Exercise description:
Identify each line below that contains the word "type", and copy it out.
* BEGIN Source records *
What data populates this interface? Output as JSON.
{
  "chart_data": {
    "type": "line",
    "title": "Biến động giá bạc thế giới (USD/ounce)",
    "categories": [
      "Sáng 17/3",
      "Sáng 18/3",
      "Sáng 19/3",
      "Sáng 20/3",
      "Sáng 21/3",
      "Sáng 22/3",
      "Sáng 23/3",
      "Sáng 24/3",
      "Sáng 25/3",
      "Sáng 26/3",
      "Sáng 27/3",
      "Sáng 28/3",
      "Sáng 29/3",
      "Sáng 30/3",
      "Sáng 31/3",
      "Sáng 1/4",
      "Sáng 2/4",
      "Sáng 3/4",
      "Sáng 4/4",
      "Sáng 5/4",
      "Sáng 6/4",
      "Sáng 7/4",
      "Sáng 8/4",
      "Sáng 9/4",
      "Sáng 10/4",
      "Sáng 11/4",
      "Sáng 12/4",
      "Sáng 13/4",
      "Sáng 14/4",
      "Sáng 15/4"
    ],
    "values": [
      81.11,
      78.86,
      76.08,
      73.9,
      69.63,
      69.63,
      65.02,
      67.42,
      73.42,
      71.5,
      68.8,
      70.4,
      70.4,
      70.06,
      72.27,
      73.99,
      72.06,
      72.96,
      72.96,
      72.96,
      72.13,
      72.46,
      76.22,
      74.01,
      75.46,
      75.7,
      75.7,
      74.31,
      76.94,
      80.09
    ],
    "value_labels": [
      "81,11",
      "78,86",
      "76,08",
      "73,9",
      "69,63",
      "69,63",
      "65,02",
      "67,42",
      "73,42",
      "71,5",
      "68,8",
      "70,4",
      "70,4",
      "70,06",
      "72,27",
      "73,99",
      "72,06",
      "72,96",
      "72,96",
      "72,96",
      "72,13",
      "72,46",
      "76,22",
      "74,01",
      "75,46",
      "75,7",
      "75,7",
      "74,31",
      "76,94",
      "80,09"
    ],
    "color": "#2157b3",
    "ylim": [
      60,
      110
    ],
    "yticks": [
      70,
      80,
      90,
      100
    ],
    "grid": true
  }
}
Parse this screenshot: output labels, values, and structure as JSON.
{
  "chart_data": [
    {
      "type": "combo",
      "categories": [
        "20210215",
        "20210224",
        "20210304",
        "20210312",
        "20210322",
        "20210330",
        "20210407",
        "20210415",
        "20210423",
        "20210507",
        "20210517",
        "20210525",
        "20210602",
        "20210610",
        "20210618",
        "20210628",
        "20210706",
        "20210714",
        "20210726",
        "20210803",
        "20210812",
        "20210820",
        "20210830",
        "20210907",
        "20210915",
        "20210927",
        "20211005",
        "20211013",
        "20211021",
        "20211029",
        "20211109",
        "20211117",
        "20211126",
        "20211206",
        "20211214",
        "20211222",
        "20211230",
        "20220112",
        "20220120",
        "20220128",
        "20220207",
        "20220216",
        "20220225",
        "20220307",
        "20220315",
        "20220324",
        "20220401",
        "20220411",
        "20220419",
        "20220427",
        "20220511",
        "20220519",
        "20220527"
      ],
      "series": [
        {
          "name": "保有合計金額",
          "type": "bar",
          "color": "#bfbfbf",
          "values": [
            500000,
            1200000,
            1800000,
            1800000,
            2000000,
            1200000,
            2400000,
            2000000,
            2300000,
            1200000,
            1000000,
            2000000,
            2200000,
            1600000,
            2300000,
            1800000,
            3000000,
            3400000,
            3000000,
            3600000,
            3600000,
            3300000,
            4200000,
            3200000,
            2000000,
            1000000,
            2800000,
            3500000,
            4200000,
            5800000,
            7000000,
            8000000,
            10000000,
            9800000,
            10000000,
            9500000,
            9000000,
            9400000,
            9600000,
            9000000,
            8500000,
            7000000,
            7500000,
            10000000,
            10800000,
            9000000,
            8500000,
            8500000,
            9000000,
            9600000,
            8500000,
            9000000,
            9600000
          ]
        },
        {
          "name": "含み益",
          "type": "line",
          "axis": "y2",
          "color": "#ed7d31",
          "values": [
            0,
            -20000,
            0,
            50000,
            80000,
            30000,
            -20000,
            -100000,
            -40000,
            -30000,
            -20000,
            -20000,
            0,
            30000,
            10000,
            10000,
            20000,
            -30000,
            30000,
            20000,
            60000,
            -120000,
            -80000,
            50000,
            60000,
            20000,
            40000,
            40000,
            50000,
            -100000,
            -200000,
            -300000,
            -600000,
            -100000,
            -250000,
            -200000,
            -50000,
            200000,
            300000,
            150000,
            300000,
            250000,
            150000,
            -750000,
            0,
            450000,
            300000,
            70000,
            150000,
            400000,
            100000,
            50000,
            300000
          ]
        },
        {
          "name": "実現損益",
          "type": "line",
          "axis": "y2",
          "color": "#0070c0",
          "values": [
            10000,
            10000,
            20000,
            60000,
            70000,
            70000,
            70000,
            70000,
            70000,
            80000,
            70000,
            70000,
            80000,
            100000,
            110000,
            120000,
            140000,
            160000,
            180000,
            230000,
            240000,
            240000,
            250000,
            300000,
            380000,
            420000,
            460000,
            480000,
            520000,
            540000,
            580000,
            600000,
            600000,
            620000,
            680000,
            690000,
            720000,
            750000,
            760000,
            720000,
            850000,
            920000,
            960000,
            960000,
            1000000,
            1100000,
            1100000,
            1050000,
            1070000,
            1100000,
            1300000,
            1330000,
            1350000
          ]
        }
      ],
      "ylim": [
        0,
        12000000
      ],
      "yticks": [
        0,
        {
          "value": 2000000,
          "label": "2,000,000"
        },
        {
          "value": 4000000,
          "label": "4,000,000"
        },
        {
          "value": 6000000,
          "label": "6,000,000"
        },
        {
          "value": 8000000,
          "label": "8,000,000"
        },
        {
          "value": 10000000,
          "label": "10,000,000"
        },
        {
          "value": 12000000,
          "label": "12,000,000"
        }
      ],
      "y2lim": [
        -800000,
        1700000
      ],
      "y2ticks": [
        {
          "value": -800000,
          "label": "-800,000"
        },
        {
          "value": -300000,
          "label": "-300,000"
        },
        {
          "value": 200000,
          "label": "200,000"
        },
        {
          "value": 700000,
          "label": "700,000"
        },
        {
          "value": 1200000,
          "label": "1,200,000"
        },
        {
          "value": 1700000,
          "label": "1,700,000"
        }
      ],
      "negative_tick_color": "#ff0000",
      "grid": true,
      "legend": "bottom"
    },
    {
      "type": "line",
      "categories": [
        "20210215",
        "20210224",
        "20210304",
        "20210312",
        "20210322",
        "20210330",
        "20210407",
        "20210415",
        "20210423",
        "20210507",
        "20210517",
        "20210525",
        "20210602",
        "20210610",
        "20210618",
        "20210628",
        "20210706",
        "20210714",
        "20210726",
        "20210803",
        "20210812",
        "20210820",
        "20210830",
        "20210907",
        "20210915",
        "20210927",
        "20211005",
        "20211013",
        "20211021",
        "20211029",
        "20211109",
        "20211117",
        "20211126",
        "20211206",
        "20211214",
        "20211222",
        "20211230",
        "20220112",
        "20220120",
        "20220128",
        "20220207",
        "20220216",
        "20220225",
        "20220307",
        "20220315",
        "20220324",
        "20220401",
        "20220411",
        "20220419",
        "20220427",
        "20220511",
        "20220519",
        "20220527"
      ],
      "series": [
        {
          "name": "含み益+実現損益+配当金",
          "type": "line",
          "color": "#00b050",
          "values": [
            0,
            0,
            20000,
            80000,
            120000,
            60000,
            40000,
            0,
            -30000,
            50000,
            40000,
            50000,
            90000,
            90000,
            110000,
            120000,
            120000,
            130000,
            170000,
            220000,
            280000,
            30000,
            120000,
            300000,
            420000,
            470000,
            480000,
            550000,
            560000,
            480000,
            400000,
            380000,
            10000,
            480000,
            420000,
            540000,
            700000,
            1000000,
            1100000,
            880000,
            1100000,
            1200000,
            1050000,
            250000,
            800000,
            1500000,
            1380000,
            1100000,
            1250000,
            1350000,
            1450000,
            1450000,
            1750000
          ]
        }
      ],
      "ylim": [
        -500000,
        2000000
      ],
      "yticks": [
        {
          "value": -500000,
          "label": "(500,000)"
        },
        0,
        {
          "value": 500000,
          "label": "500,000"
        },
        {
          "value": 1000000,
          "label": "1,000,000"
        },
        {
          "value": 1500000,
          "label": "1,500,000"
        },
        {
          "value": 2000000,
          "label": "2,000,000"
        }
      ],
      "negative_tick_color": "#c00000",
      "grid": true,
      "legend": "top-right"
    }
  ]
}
* END Source records *
Solution to the exercise:
    "type": "line",
      "type": "combo",
          "type": "bar",
          "type": "line",
          "type": "line",
      "type": "line",
          "type": "line",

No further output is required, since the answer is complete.